• _What is expected_
Look for "Subordinate" in each line of the entries, and return the matching lines.

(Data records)
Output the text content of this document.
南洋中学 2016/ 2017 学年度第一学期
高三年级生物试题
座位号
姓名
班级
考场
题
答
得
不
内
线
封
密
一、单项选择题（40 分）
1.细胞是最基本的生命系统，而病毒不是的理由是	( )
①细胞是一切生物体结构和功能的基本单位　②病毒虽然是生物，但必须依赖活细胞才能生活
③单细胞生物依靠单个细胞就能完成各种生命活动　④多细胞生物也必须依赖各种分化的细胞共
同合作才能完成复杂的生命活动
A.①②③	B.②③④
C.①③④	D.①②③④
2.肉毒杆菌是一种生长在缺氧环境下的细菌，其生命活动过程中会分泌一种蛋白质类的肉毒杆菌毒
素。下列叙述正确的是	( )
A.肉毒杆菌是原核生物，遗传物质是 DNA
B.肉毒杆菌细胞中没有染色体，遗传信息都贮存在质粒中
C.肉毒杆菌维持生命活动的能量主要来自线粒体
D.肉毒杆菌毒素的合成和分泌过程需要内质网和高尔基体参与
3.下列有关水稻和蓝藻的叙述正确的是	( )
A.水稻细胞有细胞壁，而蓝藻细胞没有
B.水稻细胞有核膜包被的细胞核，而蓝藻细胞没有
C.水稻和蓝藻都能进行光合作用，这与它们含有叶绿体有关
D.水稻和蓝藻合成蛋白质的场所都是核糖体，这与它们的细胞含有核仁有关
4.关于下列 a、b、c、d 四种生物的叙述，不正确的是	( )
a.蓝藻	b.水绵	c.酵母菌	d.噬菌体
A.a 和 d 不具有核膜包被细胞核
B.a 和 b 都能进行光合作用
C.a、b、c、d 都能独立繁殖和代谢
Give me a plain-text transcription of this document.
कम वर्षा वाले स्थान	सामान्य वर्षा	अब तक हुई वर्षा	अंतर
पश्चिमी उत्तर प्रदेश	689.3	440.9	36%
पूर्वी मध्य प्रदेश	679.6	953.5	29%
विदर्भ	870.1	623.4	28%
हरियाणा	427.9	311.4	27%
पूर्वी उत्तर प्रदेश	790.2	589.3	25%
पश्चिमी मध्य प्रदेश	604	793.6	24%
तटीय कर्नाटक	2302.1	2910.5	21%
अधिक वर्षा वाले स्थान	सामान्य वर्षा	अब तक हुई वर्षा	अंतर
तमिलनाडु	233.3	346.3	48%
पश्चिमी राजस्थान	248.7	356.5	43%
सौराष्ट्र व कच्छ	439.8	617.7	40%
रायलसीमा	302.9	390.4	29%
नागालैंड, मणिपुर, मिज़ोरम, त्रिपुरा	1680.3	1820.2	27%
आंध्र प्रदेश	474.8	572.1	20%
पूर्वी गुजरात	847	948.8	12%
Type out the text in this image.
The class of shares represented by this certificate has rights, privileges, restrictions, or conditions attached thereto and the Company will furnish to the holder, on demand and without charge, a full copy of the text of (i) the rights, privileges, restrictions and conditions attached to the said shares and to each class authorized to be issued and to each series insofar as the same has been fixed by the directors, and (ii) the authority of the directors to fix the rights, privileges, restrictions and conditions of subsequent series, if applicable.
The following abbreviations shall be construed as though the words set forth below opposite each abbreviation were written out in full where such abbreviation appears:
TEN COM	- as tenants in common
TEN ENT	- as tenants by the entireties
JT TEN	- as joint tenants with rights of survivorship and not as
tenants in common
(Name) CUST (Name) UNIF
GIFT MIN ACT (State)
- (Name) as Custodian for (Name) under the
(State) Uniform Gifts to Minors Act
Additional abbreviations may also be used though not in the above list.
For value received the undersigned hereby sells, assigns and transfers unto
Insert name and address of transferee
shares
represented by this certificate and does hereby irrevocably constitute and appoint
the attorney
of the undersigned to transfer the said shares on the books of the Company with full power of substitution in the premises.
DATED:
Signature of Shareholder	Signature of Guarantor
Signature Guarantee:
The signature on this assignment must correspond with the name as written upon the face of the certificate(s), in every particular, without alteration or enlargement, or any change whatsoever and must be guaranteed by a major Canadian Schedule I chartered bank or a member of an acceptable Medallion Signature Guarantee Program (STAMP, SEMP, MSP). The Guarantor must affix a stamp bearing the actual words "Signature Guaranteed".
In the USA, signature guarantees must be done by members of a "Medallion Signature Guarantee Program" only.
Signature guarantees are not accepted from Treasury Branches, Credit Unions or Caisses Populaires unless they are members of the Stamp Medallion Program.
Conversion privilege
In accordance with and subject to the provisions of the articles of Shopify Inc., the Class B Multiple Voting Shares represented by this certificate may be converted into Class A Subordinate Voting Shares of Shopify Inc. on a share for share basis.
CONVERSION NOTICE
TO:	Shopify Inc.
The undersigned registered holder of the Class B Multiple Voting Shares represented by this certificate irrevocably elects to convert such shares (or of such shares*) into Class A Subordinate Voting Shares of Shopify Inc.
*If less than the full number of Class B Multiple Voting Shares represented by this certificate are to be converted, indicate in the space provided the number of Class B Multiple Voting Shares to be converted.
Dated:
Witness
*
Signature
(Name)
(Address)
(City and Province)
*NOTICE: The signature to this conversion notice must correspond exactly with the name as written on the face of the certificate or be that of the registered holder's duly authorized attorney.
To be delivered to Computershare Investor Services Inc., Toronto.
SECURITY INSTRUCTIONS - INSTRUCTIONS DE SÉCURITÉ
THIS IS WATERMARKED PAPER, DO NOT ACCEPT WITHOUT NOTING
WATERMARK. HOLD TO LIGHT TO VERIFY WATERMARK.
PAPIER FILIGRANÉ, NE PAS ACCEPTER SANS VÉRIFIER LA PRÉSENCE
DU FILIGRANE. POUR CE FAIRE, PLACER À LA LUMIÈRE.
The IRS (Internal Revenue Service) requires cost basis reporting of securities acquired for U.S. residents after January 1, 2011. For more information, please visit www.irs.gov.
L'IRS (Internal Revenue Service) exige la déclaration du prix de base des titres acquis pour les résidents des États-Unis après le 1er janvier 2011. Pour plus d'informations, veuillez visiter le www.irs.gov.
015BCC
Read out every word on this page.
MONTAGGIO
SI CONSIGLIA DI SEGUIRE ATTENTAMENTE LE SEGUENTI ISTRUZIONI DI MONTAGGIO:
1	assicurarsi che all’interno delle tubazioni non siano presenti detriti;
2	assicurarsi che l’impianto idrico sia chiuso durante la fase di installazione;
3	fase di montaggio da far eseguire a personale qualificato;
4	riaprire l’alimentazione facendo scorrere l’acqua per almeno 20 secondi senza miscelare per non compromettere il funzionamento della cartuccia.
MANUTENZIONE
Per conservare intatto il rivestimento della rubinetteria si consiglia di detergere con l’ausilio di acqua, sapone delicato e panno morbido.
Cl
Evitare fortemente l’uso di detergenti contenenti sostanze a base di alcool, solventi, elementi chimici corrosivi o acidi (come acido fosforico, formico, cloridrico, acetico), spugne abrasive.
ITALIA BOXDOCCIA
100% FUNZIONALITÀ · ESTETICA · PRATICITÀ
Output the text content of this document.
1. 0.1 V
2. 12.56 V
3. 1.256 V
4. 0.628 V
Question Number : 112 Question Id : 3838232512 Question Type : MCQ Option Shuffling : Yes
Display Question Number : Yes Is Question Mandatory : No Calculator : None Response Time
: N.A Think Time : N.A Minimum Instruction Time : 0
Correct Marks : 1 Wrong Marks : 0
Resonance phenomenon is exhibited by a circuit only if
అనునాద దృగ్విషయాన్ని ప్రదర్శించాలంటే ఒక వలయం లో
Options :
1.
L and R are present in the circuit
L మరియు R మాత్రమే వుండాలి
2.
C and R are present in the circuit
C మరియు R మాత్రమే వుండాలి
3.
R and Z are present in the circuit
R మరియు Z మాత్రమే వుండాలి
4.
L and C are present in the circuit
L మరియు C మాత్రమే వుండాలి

• _Exercise output_
In accordance with and subject to the provisions of the articles of Shopify Inc., the Class B Multiple Voting Shares represented by this certificate may be converted into Class A Subordinate Voting Shares of Shopify Inc. on a share for share basis.
The undersigned registered holder of the Class B Multiple Voting Shares represented by this certificate irrevocably elects to convert such shares (or of such shares*) into Class A Subordinate Voting Shares of Shopify Inc.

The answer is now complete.